**GIVEN EXERCISE**
Write out the listing exactly as it is given.

- - - - - - -

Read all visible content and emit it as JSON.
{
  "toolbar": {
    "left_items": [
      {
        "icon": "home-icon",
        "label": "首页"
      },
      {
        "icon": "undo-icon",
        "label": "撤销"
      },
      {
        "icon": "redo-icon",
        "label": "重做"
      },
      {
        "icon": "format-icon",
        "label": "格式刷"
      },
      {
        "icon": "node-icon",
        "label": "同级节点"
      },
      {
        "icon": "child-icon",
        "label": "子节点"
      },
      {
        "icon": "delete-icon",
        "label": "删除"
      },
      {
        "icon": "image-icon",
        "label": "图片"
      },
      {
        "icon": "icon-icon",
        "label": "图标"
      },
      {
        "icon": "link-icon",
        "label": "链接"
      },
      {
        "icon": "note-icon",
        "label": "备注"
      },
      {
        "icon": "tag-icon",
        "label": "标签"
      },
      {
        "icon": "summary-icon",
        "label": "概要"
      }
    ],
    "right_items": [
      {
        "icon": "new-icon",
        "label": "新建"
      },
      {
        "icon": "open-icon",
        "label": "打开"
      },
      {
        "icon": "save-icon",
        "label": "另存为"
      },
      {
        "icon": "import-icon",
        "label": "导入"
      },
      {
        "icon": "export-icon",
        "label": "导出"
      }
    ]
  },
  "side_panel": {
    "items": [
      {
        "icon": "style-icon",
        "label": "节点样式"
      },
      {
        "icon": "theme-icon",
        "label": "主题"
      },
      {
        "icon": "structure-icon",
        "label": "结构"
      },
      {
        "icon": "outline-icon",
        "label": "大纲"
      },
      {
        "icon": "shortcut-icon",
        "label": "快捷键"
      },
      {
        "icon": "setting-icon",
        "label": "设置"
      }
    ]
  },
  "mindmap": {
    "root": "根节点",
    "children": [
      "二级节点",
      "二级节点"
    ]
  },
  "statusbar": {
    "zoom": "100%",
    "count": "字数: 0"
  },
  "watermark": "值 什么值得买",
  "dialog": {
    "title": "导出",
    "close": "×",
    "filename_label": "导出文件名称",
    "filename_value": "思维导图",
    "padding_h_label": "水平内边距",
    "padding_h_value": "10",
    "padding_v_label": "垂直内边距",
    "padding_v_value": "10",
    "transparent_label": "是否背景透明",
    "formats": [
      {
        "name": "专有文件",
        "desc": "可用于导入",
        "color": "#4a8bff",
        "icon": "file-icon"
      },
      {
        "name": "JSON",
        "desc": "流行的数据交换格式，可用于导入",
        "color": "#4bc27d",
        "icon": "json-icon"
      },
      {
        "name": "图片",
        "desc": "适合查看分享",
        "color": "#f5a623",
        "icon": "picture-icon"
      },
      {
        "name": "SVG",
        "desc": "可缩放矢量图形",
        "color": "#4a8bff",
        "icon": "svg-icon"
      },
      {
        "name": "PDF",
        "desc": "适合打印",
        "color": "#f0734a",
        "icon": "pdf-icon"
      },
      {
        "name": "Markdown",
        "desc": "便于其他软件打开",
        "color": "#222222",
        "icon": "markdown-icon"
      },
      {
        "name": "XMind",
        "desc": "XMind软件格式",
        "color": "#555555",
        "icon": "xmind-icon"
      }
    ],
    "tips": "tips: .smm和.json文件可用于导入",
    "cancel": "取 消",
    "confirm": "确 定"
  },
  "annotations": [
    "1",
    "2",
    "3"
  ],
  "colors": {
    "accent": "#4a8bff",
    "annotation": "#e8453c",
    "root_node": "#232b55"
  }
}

- - - - - - -

**RESULT OF THIS TASK**
Read all visible content and emit it as JSON.
{
  "toolbar": {
    "left_items": [
      {
        "icon": "home-icon",
        "label": "首页"
      },
      {
        "icon": "undo-icon",
        "label": "撤销"
      },
      {
        "icon": "redo-icon",
        "label": "重做"
      },
      {
        "icon": "format-icon",
        "label": "格式刷"
      },
      {
        "icon": "node-icon",
        "label": "同级节点"
      },
      {
        "icon": "child-icon",
        "label": "子节点"
      },
      {
        "icon": "delete-icon",
        "label": "删除"
      },
      {
        "icon": "image-icon",
        "label": "图片"
      },
      {
        "icon": "icon-icon",
        "label": "图标"
      },
      {
        "icon": "link-icon",
        "label": "链接"
      },
      {
        "icon": "note-icon",
        "label": "备注"
      },
      {
        "icon": "tag-icon",
        "label": "标签"
      },
      {
        "icon": "summary-icon",
        "label": "概要"
      }
    ],
    "right_items": [
      {
        "icon": "new-icon",
        "label": "新建"
      },
      {
        "icon": "open-icon",
        "label": "打开"
      },
      {
        "icon": "save-icon",
        "label": "另存为"
      },
      {
        "icon": "import-icon",
        "label": "导入"
      },
      {
        "icon": "export-icon",
        "label": "导出"
      }
    ]
  },
  "side_panel": {
    "items": [
      {
        "icon": "style-icon",
        "label": "节点样式"
      },
      {
        "icon": "theme-icon",
        "label": "主题"
      },
      {
        "icon": "structure-icon",
        "label": "结构"
      },
      {
        "icon": "outline-icon",
        "label": "大纲"
      },
      {
        "icon": "shortcut-icon",
        "label": "快捷键"
      },
      {
        "icon": "setting-icon",
        "label": "设置"
      }
    ]
  },
  "mindmap": {
    "root": "根节点",
    "children": [
      "二级节点",
      "二级节点"
    ]
  },
  "statusbar": {
    "zoom": "100%",
    "count": "字数: 0"
  },
  "watermark": "值 什么值得买",
  "dialog": {
    "title": "导出",
    "close": "×",
    "filename_label": "导出文件名称",
    "filename_value": "思维导图",
    "padding_h_label": "水平内边距",
    "padding_h_value": "10",
    "padding_v_label": "垂直内边距",
    "padding_v_value": "10",
    "transparent_label": "是否背景透明",
    "formats": [
      {
        "name": "专有文件",
        "desc": "可用于导入",
        "color": "#4a8bff",
        "icon": "file-icon"
      },
      {
        "name": "JSON",
        "desc": "流行的数据交换格式，可用于导入",
        "color": "#4bc27d",
        "icon": "json-icon"
      },
      {
        "name": "图片",
        "desc": "适合查看分享",
        "color": "#f5a623",
        "icon": "picture-icon"
      },
      {
        "name": "SVG",
        "desc": "可缩放矢量图形",
        "color": "#4a8bff",
        "icon": "svg-icon"
      },
      {
        "name": "PDF",
        "desc": "适合打印",
        "color": "#f0734a",
        "icon": "pdf-icon"
      },
      {
        "name": "Markdown",
        "desc": "便于其他软件打开",
        "color": "#222222",
        "icon": "markdown-icon"
      },
      {
        "name": "XMind",
        "desc": "XMind软件格式",
        "color": "#555555",
        "icon": "xmind-icon"
      }
    ],
    "tips": "tips: .smm和.json文件可用于导入",
    "cancel": "取 消",
    "confirm": "确 定"
  },
  "annotations": [
    "1",
    "2",
    "3"
  ],
  "colors": {
    "accent": "#4a8bff",
    "annotation": "#e8453c",
    "root_node": "#232b55"
  }
}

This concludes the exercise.